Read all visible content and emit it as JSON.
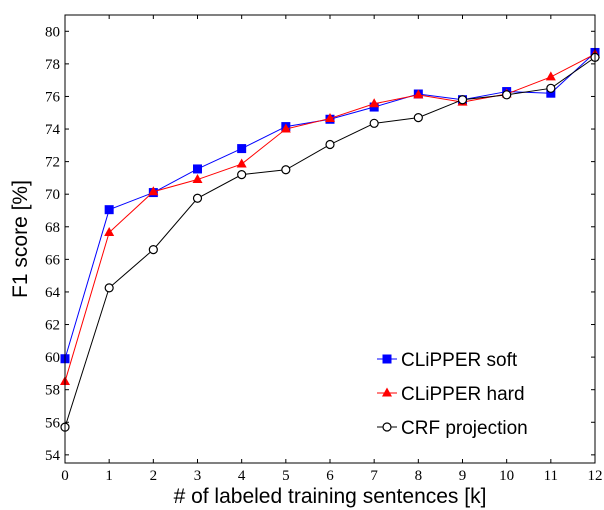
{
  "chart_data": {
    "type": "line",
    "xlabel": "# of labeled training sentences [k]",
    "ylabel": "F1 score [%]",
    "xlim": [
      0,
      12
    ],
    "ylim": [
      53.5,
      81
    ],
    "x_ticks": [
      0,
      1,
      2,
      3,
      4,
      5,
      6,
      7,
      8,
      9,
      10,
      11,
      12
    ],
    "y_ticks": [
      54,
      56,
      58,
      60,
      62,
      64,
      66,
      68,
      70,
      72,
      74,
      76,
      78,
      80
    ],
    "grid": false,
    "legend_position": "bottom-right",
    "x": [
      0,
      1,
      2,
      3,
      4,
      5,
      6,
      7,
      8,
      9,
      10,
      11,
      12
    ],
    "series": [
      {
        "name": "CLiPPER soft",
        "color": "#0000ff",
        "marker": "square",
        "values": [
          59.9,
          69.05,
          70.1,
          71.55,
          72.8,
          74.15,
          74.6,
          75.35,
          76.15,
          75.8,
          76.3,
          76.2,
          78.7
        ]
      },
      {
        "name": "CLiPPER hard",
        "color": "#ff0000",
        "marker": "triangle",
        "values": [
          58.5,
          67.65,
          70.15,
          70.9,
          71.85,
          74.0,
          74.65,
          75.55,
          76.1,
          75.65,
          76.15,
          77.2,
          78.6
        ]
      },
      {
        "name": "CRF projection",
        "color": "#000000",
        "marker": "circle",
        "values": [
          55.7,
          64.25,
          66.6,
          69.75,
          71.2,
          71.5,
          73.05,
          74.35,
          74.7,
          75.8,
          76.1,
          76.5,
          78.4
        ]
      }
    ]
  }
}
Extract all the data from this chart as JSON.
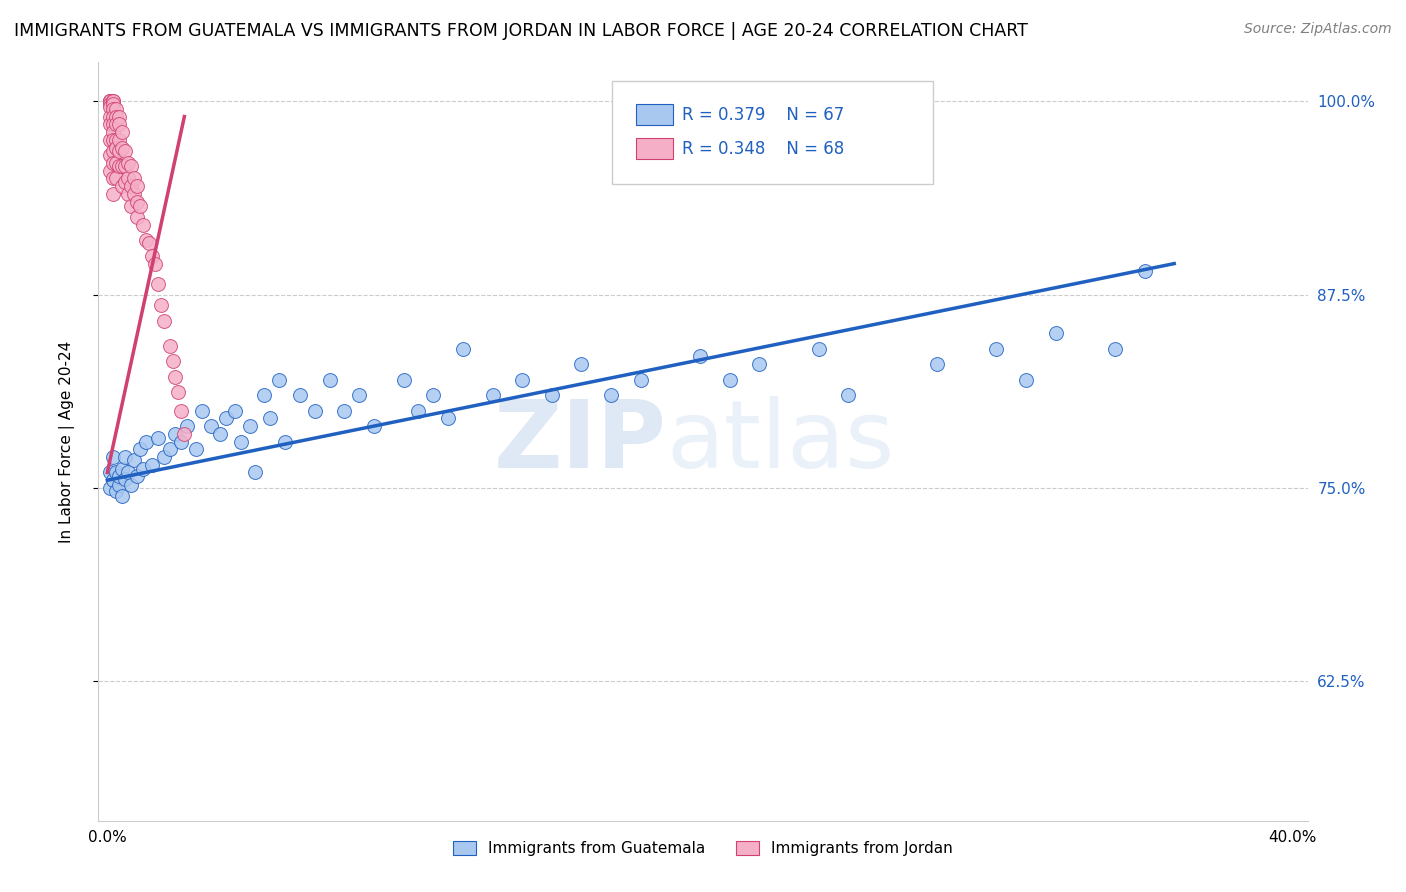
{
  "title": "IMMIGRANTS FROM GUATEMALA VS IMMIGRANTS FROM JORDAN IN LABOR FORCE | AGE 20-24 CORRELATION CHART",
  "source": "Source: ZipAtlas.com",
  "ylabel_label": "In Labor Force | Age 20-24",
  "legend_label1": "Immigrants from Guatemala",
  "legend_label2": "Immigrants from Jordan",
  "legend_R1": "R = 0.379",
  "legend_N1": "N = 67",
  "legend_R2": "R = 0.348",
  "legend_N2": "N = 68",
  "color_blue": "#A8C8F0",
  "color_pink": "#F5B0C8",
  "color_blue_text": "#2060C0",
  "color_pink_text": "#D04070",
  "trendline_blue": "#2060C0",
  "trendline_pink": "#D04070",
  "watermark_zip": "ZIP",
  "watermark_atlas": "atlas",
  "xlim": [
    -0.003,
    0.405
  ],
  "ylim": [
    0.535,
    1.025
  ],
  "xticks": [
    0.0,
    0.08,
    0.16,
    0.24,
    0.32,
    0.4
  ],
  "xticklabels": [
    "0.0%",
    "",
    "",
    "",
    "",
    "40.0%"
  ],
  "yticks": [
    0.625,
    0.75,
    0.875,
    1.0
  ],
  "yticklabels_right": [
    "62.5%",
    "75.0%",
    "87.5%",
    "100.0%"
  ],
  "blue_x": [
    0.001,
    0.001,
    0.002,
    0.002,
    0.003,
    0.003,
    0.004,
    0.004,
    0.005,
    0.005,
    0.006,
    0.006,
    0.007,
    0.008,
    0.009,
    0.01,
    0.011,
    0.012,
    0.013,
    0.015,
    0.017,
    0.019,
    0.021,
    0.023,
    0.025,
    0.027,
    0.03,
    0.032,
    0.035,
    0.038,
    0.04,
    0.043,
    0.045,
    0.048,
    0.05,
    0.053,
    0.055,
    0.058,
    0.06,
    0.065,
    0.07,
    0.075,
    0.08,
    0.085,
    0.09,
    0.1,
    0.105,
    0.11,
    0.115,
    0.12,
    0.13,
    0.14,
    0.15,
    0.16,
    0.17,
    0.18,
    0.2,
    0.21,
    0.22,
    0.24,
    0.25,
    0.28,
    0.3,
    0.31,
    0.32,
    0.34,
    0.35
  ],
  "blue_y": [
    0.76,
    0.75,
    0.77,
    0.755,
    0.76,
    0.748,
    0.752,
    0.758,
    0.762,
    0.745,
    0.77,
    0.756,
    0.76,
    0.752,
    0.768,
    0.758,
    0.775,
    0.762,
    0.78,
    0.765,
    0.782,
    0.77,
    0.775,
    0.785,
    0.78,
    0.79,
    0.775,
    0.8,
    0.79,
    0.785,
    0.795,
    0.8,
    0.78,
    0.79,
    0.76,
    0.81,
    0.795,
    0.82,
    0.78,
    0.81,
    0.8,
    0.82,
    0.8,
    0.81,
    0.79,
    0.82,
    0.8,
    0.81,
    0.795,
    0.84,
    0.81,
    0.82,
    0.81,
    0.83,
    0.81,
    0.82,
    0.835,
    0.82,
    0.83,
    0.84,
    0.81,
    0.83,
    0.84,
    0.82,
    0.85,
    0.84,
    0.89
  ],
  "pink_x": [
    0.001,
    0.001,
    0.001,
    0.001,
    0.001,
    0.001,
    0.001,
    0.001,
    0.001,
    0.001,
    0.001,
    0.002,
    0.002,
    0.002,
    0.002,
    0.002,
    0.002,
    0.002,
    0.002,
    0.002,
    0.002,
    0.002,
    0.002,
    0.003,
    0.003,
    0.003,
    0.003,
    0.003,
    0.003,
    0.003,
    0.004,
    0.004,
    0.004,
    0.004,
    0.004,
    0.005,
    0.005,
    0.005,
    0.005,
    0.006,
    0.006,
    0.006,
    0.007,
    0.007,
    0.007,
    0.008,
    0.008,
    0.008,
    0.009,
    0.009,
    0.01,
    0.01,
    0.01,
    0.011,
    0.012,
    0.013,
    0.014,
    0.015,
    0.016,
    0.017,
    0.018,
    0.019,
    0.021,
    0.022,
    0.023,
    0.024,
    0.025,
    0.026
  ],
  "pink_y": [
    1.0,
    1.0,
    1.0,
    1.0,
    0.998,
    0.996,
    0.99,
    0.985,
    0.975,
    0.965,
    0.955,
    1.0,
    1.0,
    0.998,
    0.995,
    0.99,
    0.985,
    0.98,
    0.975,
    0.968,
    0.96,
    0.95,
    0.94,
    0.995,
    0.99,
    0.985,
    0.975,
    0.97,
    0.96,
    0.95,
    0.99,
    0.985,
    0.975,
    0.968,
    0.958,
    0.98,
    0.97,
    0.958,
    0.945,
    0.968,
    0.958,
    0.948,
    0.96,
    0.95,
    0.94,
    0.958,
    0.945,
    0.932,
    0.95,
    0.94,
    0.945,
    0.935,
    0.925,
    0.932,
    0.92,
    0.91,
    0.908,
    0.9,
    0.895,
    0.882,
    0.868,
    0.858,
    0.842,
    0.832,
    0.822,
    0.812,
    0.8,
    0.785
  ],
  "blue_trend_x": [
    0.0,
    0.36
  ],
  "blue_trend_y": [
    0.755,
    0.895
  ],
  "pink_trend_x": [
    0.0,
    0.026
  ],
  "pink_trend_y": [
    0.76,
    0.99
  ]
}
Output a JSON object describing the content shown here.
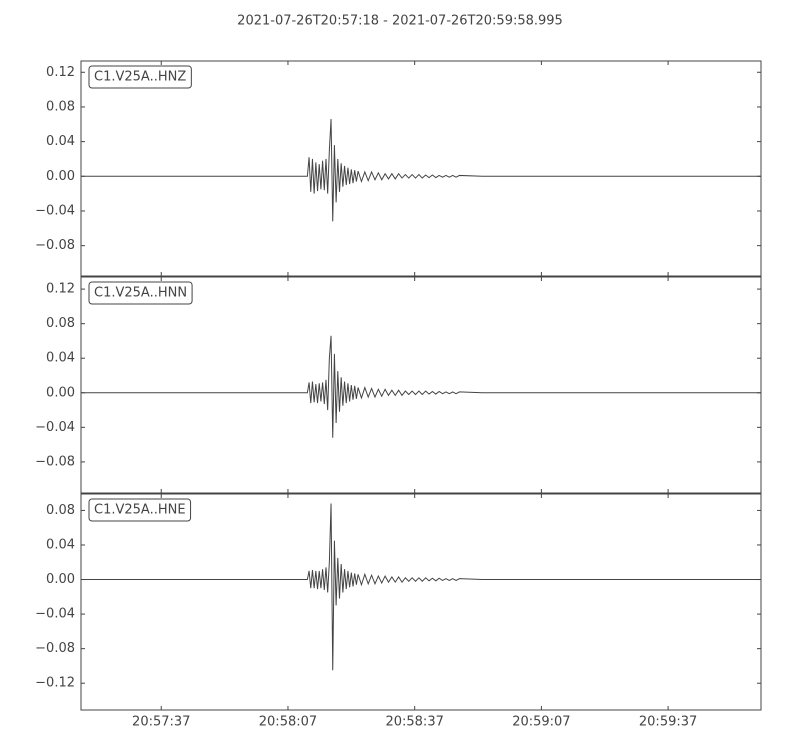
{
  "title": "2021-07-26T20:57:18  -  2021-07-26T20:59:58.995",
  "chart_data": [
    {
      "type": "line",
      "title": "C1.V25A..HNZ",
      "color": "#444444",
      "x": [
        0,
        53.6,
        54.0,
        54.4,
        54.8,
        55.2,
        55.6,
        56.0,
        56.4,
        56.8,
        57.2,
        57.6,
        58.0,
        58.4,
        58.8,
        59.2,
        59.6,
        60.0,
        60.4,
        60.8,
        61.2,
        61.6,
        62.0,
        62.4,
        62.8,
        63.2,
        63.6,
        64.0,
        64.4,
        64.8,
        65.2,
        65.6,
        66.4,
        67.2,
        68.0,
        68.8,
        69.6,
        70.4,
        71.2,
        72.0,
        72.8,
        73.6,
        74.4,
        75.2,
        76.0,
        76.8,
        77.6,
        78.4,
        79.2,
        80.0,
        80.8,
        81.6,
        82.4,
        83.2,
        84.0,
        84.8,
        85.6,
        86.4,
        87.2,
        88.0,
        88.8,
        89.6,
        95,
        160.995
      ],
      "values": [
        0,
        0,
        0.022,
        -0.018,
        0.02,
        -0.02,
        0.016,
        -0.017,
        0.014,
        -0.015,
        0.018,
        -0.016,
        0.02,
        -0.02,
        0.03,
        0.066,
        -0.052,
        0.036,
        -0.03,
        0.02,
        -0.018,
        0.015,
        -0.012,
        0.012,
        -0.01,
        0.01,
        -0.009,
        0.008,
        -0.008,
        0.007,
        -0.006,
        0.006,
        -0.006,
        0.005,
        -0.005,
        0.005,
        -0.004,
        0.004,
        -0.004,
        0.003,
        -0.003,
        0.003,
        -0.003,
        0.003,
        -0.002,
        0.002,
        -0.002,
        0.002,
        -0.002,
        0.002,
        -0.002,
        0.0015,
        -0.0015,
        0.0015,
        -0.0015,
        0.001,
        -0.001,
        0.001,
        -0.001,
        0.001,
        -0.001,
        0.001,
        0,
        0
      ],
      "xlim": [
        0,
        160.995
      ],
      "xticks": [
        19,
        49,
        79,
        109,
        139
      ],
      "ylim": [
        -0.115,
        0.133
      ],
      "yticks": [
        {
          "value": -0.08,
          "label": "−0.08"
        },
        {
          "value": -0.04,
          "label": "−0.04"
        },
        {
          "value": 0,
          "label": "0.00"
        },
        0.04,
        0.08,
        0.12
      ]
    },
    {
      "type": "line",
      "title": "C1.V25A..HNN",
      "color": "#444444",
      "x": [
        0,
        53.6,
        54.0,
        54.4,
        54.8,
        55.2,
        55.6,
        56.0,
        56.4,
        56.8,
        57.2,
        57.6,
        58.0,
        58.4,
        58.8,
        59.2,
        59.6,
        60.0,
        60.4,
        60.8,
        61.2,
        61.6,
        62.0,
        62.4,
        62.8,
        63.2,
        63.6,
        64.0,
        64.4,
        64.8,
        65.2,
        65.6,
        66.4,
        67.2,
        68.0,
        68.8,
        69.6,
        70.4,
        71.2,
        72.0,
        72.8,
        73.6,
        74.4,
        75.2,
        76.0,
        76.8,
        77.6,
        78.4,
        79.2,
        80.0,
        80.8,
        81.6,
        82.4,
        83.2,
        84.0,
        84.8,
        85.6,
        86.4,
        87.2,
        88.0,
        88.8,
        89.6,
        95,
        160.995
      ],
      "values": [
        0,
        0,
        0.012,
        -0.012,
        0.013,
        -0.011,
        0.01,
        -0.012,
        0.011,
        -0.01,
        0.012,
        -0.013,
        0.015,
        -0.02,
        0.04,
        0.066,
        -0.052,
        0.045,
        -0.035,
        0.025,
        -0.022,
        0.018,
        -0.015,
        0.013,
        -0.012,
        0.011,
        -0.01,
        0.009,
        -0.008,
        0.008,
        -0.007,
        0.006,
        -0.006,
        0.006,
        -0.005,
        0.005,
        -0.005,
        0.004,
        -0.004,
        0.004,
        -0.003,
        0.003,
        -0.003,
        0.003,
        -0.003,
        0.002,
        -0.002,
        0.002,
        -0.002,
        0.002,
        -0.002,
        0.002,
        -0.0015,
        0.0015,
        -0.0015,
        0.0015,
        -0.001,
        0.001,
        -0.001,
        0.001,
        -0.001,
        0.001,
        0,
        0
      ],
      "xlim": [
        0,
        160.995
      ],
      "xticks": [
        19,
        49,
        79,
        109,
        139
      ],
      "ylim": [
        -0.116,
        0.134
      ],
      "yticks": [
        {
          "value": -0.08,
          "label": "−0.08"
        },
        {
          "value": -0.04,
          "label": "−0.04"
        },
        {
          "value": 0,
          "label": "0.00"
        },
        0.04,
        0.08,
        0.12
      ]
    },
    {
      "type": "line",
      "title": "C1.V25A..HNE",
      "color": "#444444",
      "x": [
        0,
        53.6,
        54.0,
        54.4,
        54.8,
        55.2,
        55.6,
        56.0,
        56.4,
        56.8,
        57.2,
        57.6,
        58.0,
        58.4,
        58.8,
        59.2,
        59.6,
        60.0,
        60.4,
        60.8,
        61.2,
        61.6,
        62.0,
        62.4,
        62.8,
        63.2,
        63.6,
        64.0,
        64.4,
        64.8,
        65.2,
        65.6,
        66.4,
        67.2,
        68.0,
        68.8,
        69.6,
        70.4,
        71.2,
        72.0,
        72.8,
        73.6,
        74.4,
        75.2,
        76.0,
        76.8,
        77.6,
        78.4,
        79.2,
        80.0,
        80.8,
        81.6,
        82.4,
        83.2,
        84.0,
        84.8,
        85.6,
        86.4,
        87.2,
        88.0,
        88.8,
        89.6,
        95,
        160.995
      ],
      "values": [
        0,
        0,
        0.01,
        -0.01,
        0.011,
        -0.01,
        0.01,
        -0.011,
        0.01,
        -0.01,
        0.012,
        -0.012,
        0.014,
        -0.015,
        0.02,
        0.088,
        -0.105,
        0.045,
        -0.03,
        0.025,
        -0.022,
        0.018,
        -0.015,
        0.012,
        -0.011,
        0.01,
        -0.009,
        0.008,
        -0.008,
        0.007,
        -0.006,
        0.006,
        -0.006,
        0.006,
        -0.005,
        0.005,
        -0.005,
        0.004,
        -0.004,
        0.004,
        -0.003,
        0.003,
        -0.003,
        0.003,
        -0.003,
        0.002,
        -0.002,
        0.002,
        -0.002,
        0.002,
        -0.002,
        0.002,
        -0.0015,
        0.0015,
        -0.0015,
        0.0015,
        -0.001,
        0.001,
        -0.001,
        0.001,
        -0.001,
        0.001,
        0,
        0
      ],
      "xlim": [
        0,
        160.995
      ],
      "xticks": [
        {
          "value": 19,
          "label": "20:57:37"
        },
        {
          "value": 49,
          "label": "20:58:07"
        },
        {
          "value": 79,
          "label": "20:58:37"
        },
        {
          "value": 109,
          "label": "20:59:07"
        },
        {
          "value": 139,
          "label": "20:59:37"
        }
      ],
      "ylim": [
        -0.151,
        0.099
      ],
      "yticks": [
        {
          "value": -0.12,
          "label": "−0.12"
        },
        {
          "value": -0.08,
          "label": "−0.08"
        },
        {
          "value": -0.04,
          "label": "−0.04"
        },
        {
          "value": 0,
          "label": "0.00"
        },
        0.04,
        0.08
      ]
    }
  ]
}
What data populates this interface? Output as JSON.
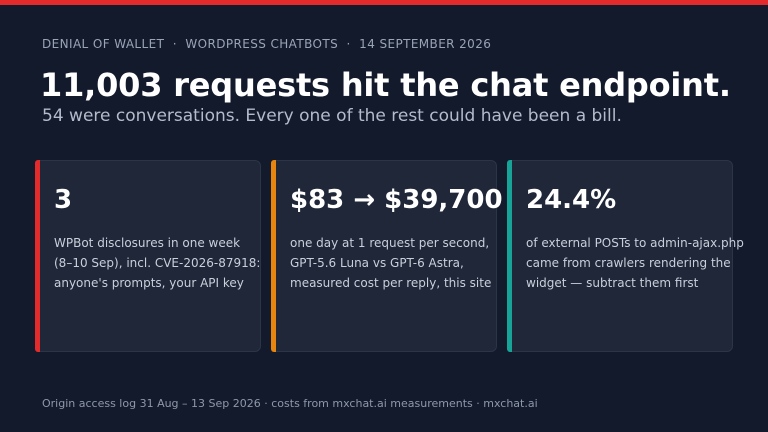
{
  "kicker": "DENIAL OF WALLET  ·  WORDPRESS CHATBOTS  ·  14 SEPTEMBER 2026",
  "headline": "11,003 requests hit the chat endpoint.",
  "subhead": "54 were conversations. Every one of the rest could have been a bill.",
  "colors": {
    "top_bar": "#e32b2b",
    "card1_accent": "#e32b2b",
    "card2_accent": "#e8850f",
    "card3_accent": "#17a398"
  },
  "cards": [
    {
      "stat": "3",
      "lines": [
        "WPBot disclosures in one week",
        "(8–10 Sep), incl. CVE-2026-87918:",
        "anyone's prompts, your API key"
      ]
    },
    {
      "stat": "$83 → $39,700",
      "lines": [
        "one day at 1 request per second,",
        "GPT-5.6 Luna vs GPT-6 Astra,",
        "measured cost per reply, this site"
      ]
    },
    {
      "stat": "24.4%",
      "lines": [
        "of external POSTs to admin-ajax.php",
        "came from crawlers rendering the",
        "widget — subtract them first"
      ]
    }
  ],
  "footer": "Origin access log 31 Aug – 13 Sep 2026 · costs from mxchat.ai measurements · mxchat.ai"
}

━━━━━━━━━━

Set problem: Show the lines that mention the word "JSON".

The response:
Read all visible content and emit it as JSON.
Extract all the data from this chart as JSON.
Output a JSON object describing the content shown here.
What data populates this interface? Output as JSON.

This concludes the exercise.